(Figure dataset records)
○ ○ ○

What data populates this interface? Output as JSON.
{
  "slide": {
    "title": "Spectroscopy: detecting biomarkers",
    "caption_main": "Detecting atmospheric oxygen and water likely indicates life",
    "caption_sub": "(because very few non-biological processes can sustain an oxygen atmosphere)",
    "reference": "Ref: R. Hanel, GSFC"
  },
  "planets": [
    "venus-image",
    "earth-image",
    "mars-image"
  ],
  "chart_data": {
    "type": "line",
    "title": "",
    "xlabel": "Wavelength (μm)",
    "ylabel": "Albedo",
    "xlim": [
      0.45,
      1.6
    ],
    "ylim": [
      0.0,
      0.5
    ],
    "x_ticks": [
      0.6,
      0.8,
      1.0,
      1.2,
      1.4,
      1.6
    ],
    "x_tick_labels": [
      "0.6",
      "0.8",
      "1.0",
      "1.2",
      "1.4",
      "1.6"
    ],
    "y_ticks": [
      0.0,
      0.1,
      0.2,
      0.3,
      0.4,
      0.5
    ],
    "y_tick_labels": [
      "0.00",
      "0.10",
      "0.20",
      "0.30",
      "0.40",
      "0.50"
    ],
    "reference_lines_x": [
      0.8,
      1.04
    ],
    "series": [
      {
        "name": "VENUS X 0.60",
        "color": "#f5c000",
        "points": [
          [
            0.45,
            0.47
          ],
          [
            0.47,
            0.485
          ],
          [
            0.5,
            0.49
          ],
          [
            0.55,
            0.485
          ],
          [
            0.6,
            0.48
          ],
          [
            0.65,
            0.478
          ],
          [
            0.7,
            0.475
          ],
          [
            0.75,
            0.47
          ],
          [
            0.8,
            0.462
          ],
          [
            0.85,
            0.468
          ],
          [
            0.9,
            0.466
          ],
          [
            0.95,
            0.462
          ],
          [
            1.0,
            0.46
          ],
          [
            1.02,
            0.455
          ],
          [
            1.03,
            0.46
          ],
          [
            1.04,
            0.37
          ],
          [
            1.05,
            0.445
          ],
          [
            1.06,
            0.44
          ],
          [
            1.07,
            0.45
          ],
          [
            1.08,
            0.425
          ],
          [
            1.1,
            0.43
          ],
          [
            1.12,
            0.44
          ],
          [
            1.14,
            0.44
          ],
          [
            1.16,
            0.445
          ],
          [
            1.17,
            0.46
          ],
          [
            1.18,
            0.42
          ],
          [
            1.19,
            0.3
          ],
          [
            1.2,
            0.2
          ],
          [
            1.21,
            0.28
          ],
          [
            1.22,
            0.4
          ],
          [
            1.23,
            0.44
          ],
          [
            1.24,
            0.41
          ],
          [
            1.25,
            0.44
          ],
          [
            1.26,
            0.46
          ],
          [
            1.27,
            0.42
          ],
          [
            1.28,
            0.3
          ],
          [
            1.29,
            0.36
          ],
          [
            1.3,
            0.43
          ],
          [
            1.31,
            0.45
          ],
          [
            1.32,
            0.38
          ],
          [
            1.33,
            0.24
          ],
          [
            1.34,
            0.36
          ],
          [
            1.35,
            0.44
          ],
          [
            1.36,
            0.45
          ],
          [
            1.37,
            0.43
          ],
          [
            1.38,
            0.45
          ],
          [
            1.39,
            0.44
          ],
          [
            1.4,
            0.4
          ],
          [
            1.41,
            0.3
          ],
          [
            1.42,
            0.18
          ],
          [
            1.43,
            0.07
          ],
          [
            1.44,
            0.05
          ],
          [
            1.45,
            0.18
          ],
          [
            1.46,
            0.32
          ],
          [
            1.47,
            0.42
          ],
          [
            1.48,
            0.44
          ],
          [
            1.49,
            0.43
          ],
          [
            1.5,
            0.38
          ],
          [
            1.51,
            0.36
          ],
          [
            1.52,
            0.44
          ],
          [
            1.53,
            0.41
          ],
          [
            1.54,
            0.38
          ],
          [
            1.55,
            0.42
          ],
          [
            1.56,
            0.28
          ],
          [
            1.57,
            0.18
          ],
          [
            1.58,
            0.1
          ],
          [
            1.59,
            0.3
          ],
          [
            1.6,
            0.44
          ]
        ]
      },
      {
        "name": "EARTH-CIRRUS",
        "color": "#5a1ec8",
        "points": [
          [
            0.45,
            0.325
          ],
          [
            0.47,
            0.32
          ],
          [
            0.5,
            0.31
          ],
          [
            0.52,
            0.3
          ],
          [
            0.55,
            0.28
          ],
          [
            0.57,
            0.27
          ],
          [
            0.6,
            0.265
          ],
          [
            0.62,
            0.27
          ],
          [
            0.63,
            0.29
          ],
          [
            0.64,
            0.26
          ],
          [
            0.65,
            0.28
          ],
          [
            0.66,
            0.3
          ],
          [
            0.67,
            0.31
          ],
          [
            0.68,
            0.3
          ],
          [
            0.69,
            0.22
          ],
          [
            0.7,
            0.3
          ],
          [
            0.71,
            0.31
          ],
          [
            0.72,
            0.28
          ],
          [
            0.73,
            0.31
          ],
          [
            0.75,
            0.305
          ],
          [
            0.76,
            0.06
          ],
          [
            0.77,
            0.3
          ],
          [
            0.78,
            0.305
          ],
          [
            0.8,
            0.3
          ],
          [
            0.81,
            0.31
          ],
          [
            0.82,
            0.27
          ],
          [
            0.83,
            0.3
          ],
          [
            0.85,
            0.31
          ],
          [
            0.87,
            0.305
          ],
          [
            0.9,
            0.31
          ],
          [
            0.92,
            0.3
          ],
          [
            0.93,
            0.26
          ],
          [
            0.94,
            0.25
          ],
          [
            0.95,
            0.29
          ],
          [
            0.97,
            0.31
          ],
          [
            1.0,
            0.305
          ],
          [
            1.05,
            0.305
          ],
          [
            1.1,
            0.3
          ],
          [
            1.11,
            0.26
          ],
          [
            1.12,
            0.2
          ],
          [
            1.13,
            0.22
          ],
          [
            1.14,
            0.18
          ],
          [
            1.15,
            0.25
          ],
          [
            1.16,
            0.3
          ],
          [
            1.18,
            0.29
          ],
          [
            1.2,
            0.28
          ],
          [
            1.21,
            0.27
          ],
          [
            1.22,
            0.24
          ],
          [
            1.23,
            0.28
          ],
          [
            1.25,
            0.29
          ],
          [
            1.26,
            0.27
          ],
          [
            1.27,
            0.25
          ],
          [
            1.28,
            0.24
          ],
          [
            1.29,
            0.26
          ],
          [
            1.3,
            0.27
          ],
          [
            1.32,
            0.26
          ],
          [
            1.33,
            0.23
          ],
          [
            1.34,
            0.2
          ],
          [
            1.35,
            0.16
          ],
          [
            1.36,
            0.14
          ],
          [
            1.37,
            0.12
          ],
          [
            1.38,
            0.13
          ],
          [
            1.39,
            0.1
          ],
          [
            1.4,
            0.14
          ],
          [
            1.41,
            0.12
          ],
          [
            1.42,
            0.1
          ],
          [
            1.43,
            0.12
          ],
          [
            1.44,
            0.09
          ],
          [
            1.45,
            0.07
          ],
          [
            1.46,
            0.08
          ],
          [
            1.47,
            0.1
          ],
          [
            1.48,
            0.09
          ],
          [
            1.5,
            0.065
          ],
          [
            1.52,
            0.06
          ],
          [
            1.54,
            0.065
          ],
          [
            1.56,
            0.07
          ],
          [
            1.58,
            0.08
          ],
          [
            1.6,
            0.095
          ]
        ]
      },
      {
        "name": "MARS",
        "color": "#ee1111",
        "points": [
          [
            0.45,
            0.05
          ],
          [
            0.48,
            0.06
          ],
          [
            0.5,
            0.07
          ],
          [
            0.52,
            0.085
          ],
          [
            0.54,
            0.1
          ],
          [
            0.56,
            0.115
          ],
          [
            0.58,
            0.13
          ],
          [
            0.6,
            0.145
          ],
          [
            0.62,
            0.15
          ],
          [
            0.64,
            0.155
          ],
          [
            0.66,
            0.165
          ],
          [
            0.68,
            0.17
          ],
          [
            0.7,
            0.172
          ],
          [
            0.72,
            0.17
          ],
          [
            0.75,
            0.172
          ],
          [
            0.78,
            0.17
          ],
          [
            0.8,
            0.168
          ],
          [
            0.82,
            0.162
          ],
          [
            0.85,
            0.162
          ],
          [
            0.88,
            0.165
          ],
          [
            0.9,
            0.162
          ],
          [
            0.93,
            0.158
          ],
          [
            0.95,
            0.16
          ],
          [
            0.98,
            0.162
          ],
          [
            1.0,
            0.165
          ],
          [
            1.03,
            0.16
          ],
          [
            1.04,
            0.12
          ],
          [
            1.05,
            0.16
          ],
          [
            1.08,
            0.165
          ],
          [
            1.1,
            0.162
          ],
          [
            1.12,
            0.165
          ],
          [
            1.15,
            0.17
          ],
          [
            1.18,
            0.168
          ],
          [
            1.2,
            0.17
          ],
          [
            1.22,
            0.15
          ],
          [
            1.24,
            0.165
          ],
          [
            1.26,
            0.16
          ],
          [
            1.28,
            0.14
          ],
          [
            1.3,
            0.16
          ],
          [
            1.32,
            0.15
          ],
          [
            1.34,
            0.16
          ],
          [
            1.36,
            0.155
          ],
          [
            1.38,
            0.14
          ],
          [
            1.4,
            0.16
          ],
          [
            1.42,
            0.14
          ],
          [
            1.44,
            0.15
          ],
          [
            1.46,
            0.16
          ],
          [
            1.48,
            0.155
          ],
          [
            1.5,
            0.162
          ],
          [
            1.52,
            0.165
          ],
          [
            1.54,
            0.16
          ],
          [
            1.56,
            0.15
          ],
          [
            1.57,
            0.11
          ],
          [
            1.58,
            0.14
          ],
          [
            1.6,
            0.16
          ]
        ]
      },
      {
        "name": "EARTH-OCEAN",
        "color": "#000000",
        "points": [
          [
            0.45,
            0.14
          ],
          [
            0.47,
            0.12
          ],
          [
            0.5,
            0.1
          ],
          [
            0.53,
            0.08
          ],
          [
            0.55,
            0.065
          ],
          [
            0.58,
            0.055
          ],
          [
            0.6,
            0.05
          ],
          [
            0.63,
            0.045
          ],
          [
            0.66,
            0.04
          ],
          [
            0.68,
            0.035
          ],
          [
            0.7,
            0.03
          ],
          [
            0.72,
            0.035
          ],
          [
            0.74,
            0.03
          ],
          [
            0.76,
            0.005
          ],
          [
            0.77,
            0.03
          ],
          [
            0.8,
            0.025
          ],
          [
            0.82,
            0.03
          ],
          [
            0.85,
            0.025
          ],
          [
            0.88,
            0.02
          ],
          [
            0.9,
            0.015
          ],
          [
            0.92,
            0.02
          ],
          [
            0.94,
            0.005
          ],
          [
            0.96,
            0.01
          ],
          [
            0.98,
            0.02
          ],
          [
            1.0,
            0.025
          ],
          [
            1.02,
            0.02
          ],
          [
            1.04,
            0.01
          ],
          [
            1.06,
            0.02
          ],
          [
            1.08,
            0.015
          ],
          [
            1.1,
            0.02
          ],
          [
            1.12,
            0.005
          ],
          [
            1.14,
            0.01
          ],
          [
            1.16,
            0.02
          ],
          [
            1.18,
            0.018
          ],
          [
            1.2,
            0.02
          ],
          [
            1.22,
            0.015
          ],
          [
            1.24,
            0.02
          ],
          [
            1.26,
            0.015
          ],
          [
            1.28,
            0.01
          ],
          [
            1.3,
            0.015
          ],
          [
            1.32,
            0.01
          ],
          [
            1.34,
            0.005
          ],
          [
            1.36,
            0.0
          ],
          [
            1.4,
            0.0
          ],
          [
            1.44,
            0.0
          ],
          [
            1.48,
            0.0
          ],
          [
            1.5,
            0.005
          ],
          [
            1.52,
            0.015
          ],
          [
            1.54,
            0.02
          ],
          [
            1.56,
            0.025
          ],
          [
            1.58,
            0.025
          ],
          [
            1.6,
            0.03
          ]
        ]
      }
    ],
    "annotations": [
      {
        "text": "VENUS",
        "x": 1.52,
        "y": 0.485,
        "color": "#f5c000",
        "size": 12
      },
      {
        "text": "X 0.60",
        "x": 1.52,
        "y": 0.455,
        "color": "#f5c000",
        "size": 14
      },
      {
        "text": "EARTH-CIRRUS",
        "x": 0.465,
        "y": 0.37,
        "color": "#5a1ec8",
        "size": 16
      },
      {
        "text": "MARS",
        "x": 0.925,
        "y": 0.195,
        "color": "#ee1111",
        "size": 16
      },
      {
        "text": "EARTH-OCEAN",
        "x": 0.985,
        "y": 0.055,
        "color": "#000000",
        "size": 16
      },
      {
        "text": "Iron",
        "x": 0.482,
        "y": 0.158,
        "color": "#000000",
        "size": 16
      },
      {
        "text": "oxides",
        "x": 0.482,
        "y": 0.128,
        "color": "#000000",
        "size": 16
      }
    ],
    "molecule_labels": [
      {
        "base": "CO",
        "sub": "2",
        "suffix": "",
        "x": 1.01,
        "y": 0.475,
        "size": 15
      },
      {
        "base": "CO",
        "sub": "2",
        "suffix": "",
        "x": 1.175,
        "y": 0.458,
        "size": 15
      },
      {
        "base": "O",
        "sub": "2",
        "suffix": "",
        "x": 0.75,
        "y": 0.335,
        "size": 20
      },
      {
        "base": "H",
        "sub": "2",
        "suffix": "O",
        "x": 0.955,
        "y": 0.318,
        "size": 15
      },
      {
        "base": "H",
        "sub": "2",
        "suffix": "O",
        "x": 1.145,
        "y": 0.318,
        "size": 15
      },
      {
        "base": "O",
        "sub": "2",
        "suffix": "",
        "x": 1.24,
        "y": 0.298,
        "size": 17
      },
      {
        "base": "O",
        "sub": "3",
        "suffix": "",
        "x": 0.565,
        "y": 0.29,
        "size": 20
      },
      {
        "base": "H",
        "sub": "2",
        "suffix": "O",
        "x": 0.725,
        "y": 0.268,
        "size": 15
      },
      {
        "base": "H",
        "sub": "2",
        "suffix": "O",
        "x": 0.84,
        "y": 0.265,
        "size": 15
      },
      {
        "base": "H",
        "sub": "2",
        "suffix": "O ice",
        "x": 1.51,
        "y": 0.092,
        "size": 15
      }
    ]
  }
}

○ ○ ○

▶ [Your objective]: Tally every line of the data that holds the word "title" and write the count alone.

▶ [Output]: 2